[Dataset rows about figures]
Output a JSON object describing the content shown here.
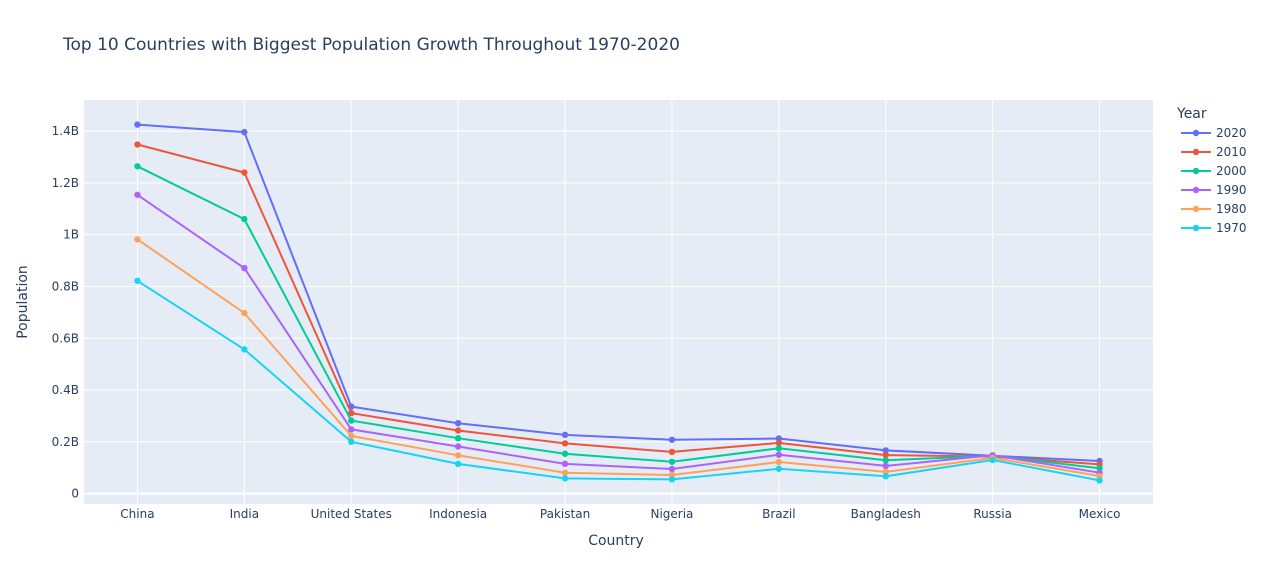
{
  "chart_data": {
    "type": "line",
    "title": "Top 10 Countries with Biggest Population Growth Throughout 1970-2020",
    "xlabel": "Country",
    "ylabel": "Population",
    "categories": [
      "China",
      "India",
      "United States",
      "Indonesia",
      "Pakistan",
      "Nigeria",
      "Brazil",
      "Bangladesh",
      "Russia",
      "Mexico"
    ],
    "ylim": [
      -0.04,
      1.52
    ],
    "y_unit_note": "billions",
    "y_ticks": [
      {
        "value": 0,
        "label": "0"
      },
      {
        "value": 0.2,
        "label": "0.2B"
      },
      {
        "value": 0.4,
        "label": "0.4B"
      },
      {
        "value": 0.6,
        "label": "0.6B"
      },
      {
        "value": 0.8,
        "label": "0.8B"
      },
      {
        "value": 1.0,
        "label": "1B"
      },
      {
        "value": 1.2,
        "label": "1.2B"
      },
      {
        "value": 1.4,
        "label": "1.4B"
      }
    ],
    "legend_title": "Year",
    "legend_position": "right",
    "grid": true,
    "series": [
      {
        "name": "2020",
        "color": "#636efa",
        "values": [
          1.425,
          1.396,
          0.336,
          0.272,
          0.227,
          0.208,
          0.213,
          0.167,
          0.146,
          0.126
        ]
      },
      {
        "name": "2010",
        "color": "#ef553b",
        "values": [
          1.348,
          1.24,
          0.311,
          0.244,
          0.194,
          0.161,
          0.196,
          0.149,
          0.143,
          0.113
        ]
      },
      {
        "name": "2000",
        "color": "#00cc96",
        "values": [
          1.264,
          1.06,
          0.282,
          0.214,
          0.154,
          0.123,
          0.175,
          0.129,
          0.146,
          0.098
        ]
      },
      {
        "name": "1990",
        "color": "#ab63fa",
        "values": [
          1.154,
          0.871,
          0.248,
          0.182,
          0.115,
          0.095,
          0.15,
          0.107,
          0.148,
          0.081
        ]
      },
      {
        "name": "1980",
        "color": "#ffa15a",
        "values": [
          0.982,
          0.697,
          0.223,
          0.148,
          0.081,
          0.072,
          0.122,
          0.084,
          0.138,
          0.068
        ]
      },
      {
        "name": "1970",
        "color": "#19d3f3",
        "values": [
          0.822,
          0.557,
          0.2,
          0.115,
          0.059,
          0.055,
          0.096,
          0.067,
          0.13,
          0.051
        ]
      }
    ]
  }
}
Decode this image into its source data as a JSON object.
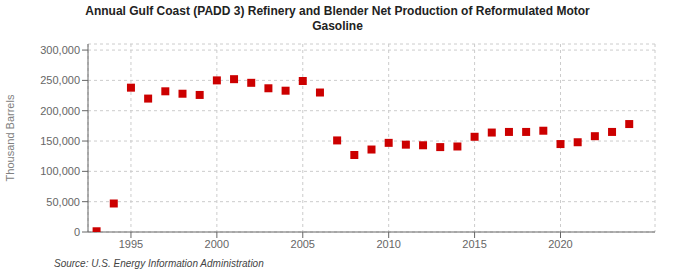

## What you need to do:
Tell how many lines of the material above hold "JSON", answering with a bare number.

## Worked answer:
2